REQUIRED TASK: Using the data below, copy each line that includes the word "octocat".

LISTED ENTRIES:
## START
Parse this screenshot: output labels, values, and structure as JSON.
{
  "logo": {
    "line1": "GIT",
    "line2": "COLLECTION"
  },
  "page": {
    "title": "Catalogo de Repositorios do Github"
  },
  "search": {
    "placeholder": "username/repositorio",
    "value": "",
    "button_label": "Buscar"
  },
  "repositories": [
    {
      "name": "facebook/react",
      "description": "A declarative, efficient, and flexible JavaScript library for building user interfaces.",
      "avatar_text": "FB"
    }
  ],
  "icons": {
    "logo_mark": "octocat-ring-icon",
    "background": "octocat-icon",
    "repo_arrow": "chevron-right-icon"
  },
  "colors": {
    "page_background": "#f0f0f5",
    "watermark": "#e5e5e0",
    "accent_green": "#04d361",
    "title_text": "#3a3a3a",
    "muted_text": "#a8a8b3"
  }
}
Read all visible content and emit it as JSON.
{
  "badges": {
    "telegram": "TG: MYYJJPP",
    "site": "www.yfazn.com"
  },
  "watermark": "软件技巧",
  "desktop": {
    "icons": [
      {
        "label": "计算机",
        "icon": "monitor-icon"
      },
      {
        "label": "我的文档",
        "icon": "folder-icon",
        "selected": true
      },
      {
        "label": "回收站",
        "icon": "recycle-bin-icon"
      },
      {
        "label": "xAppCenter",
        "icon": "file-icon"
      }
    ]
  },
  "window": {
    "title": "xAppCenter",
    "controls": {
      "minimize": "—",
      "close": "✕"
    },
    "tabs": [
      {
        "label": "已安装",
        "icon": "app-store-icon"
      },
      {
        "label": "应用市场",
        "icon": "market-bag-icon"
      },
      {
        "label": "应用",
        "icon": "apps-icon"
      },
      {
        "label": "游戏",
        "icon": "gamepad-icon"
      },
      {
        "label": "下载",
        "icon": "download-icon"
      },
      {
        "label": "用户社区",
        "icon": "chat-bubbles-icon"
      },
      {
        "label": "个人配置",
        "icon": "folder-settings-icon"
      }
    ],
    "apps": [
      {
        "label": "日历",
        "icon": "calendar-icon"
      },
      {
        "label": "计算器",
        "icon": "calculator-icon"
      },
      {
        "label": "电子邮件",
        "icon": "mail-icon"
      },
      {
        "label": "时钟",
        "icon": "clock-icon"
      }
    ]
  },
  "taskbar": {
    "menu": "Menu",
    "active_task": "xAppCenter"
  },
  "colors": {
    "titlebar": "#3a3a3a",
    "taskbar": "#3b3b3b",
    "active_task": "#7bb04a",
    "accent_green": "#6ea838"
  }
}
## END
FULL OUTPUT:
    "logo_mark": "octocat-ring-icon",
    "background": "octocat-icon",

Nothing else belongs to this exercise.